GIVEN REQUEST.
Locate every line in the material below that has the word "Angeles". Copy each of those lines.

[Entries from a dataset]

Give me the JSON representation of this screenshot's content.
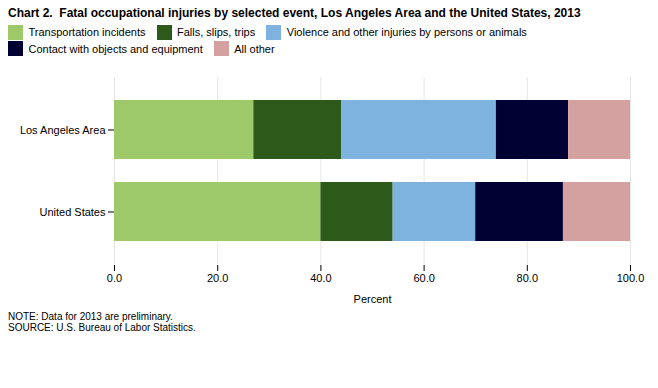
{
  "chart_data": {
    "type": "bar",
    "orientation": "horizontal",
    "stacked": true,
    "title": "Chart 2.  Fatal occupational injuries by selected event, Los Angeles Area and the United States, 2013",
    "categories": [
      "United States",
      "Los Angeles Area"
    ],
    "series": [
      {
        "name": "Transportation incidents",
        "color": "#9dc96a",
        "values": [
          40.0,
          27.0
        ]
      },
      {
        "name": "Falls, slips, trips",
        "color": "#2d5a1b",
        "values": [
          14.0,
          17.0
        ]
      },
      {
        "name": "Violence and other injuries by persons or animals",
        "color": "#7eb3e0",
        "values": [
          16.0,
          30.0
        ]
      },
      {
        "name": "Contact with objects and equipment",
        "color": "#000033",
        "values": [
          17.0,
          14.0
        ]
      },
      {
        "name": "All other",
        "color": "#d4a0a0",
        "values": [
          13.0,
          12.0
        ]
      }
    ],
    "xlabel": "Percent",
    "xlim": [
      0,
      100
    ],
    "xticks": [
      {
        "value": 0,
        "label": "0.0"
      },
      {
        "value": 20,
        "label": "20.0"
      },
      {
        "value": 40,
        "label": "40.0"
      },
      {
        "value": 60,
        "label": "60.0"
      },
      {
        "value": 80,
        "label": "80.0"
      },
      {
        "value": 100,
        "label": "100.0"
      }
    ],
    "grid": true,
    "legend": "top",
    "note": "NOTE: Data for 2013 are preliminary.\nSOURCE: U.S. Bureau of Labor Statistics."
  }
}
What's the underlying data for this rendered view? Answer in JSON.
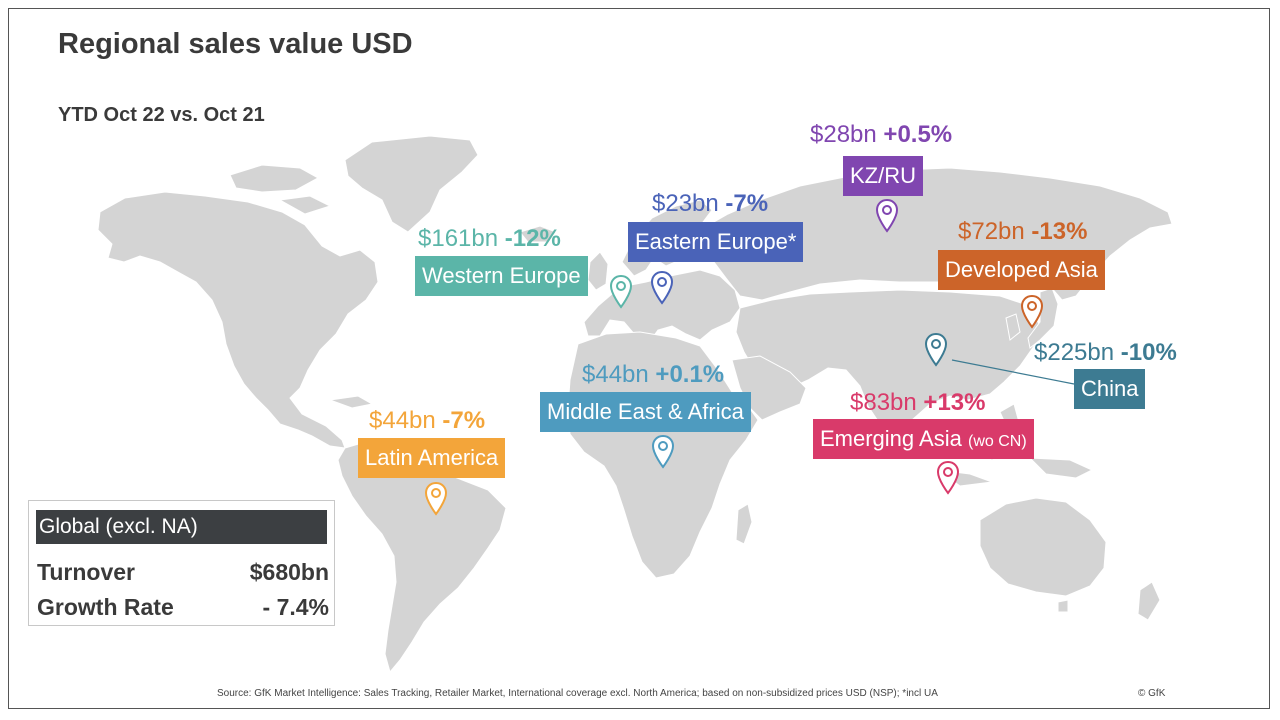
{
  "title": "Regional sales value USD",
  "subtitle": "YTD Oct 22 vs. Oct 21",
  "colors": {
    "land": "#d4d4d4",
    "western_europe": "#5bb5a8",
    "eastern_europe": "#4a63b8",
    "kz_ru": "#8046b0",
    "developed_asia": "#cc6429",
    "china": "#3d7b92",
    "middle_east_africa": "#4e9bbf",
    "latin_america": "#f3a53a",
    "emerging_asia": "#d93a6a",
    "legend_header": "#3c3f42"
  },
  "regions": [
    {
      "key": "we",
      "value": "$161bn",
      "growth": "-12%",
      "label": "Western Europe",
      "label_note": "",
      "color": "#5bb5a8",
      "icon": "map-pin-icon"
    },
    {
      "key": "ee",
      "value": "$23bn",
      "growth": "-7%",
      "label": "Eastern Europe*",
      "label_note": "",
      "color": "#4a63b8",
      "icon": "map-pin-icon"
    },
    {
      "key": "kz",
      "value": "$28bn",
      "growth": "+0.5%",
      "label": "KZ/RU",
      "label_note": "",
      "color": "#8046b0",
      "icon": "map-pin-icon"
    },
    {
      "key": "da",
      "value": "$72bn",
      "growth": "-13%",
      "label": "Developed Asia",
      "label_note": "",
      "color": "#cc6429",
      "icon": "map-pin-icon"
    },
    {
      "key": "cn",
      "value": "$225bn",
      "growth": "-10%",
      "label": "China",
      "label_note": "",
      "color": "#3d7b92",
      "icon": "map-pin-icon"
    },
    {
      "key": "me",
      "value": "$44bn",
      "growth": "+0.1%",
      "label": "Middle East & Africa",
      "label_note": "",
      "color": "#4e9bbf",
      "icon": "map-pin-icon"
    },
    {
      "key": "la",
      "value": "$44bn",
      "growth": "-7%",
      "label": "Latin America",
      "label_note": "",
      "color": "#f3a53a",
      "icon": "map-pin-icon"
    },
    {
      "key": "ea",
      "value": "$83bn",
      "growth": "+13%",
      "label": "Emerging Asia",
      "label_note": "(wo CN)",
      "color": "#d93a6a",
      "icon": "map-pin-icon"
    }
  ],
  "legend": {
    "header": "Global (excl. NA)",
    "rows": [
      {
        "label": "Turnover",
        "value": "$680bn"
      },
      {
        "label": "Growth Rate",
        "value": "- 7.4%"
      }
    ]
  },
  "source": "Source: GfK Market Intelligence: Sales Tracking, Retailer Market, International coverage excl. North America; based on non-subsidized prices USD (NSP); *incl UA",
  "copyright": "© GfK"
}
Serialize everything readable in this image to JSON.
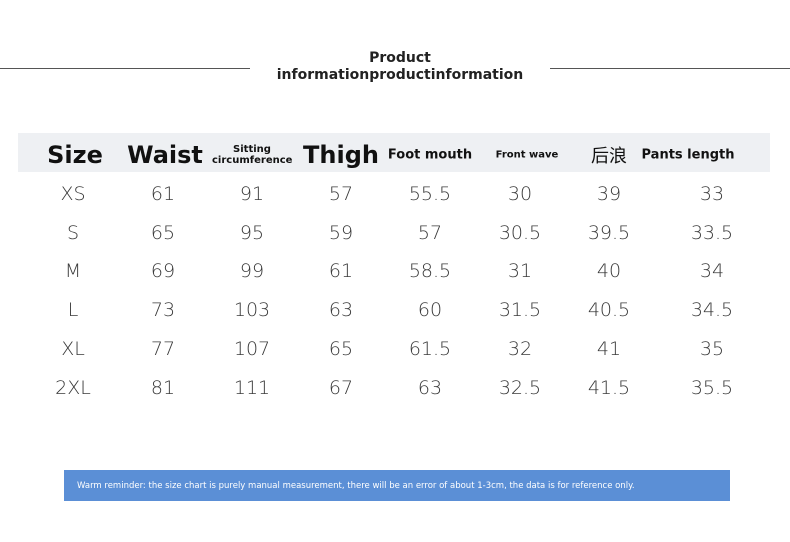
{
  "header": {
    "title_lines": [
      "Product",
      "informationproductinformation"
    ]
  },
  "table": {
    "columns": [
      "Size",
      "Waist",
      "Sitting circumference",
      "Thigh",
      "Foot mouth",
      "Front wave",
      "后浪",
      "Pants length"
    ],
    "rows": [
      [
        "XS",
        61,
        91,
        57,
        55.5,
        30,
        39,
        33
      ],
      [
        "S",
        65,
        95,
        59,
        57,
        30.5,
        39.5,
        33.5
      ],
      [
        "M",
        69,
        99,
        61,
        58.5,
        31,
        40,
        34
      ],
      [
        "L",
        73,
        103,
        63,
        60,
        31.5,
        40.5,
        34.5
      ],
      [
        "XL",
        77,
        107,
        65,
        61.5,
        32,
        41,
        35
      ],
      [
        "2XL",
        81,
        111,
        67,
        63,
        32.5,
        41.5,
        35.5
      ]
    ]
  },
  "footer": {
    "note": "Warm reminder: the size chart is purely manual measurement, there will be an error of about 1-3cm, the data is for reference only."
  }
}
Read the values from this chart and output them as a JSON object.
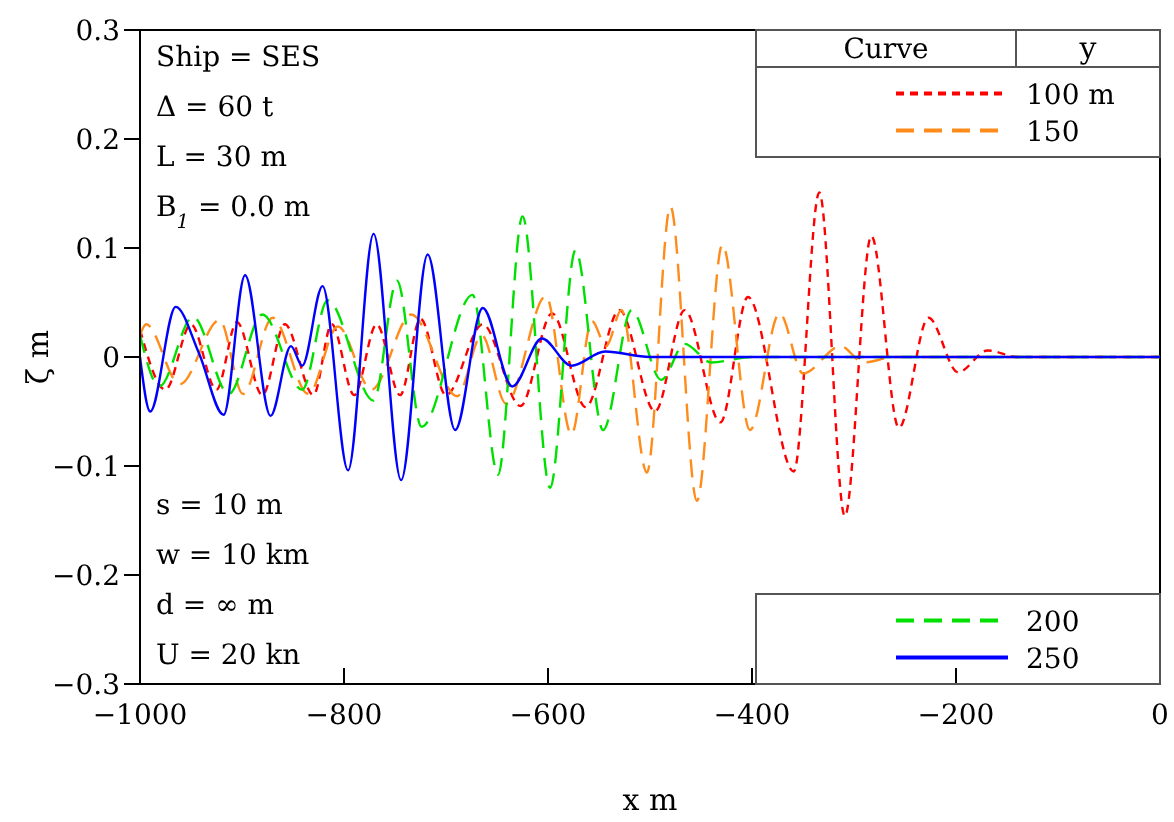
{
  "chart_data": {
    "type": "line",
    "xlabel": "x m",
    "ylabel": "ζ m",
    "legend_title": "Curve",
    "annotations": [
      "Ship = SES",
      "Δ = 60 t",
      "L = 30 m",
      "B$_{1}$ = 0.0 m",
      "s = 10 m",
      "w = 10 km",
      "d = ∞ m",
      "U = 20 kn",
      "y"
    ],
    "xlim": [
      -1000,
      0
    ],
    "xticks": [
      -1000,
      -800,
      -600,
      -400,
      -200,
      0
    ],
    "ylim": [
      -0.3,
      0.3
    ],
    "yticks": [
      -0.3,
      -0.2,
      -0.1,
      0,
      0.1,
      0.2,
      0.3
    ],
    "legend": "right",
    "marker": "none",
    "series": [
      {
        "name": "100 m",
        "color": "#ff0000",
        "line_style": "dotted",
        "x": [
          -1000,
          -975,
          -950,
          -925,
          -905,
          -880,
          -858,
          -830,
          -812,
          -790,
          -768,
          -745,
          -725,
          -700,
          -664,
          -627,
          -596,
          -563,
          -530,
          -495,
          -466,
          -431,
          -404,
          -359,
          -334,
          -309,
          -283,
          -256,
          -227,
          -198,
          -169,
          -140,
          0
        ],
        "values": [
          0.025,
          -0.03,
          0.03,
          -0.03,
          0.032,
          -0.035,
          0.03,
          -0.035,
          0.03,
          -0.035,
          0.03,
          -0.035,
          0.035,
          -0.035,
          0.03,
          -0.045,
          0.04,
          -0.046,
          0.043,
          -0.05,
          0.043,
          -0.06,
          0.055,
          -0.105,
          0.151,
          -0.146,
          0.111,
          -0.065,
          0.036,
          -0.014,
          0.006,
          0,
          0
        ]
      },
      {
        "name": "150",
        "color": "#ff8c1a",
        "line_style": "dashed",
        "x": [
          -1000,
          -994,
          -961,
          -922,
          -899,
          -870,
          -835,
          -806,
          -773,
          -734,
          -689,
          -665,
          -641,
          -602,
          -577,
          -557,
          -543,
          -528,
          -503,
          -480,
          -454,
          -429,
          -402,
          -373,
          -350,
          -313,
          -291,
          -260,
          0
        ],
        "values": [
          0.02,
          0.03,
          -0.025,
          0.034,
          -0.034,
          0.036,
          -0.034,
          0.028,
          -0.03,
          0.039,
          -0.036,
          0.02,
          -0.043,
          0.056,
          -0.071,
          0.033,
          0.01,
          0.043,
          -0.106,
          0.138,
          -0.132,
          0.103,
          -0.067,
          0.04,
          -0.015,
          0.01,
          -0.005,
          0,
          0
        ]
      },
      {
        "name": "200",
        "color": "#00e000",
        "line_style": "dashed",
        "x": [
          -1000,
          -981,
          -948,
          -913,
          -880,
          -841,
          -816,
          -771,
          -748,
          -724,
          -674,
          -649,
          -625,
          -598,
          -573,
          -546,
          -518,
          -489,
          -466,
          -440,
          -400,
          0
        ],
        "values": [
          0.02,
          -0.027,
          0.037,
          -0.034,
          0.039,
          -0.03,
          0.052,
          -0.04,
          0.07,
          -0.064,
          0.057,
          -0.108,
          0.129,
          -0.12,
          0.098,
          -0.067,
          0.043,
          -0.021,
          0.012,
          -0.005,
          0,
          0
        ]
      },
      {
        "name": "250",
        "color": "#0000ff",
        "line_style": "solid",
        "x": [
          -1000,
          -990,
          -965,
          -942,
          -918,
          -897,
          -872,
          -852,
          -841,
          -821,
          -796,
          -771,
          -744,
          -718,
          -691,
          -664,
          -635,
          -606,
          -577,
          -544,
          -500,
          0
        ],
        "values": [
          0,
          -0.05,
          0.046,
          0.003,
          -0.053,
          0.075,
          -0.054,
          0.01,
          -0.008,
          0.065,
          -0.104,
          0.113,
          -0.113,
          0.094,
          -0.067,
          0.045,
          -0.027,
          0.017,
          -0.008,
          0.005,
          0,
          0
        ]
      }
    ]
  }
}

WRITTEN ANSWER.
    "title": "Chart 2.  Fatal occupational injuries by selected event, Los Angeles Area and the United States, 2013",
      "Los Angeles Area"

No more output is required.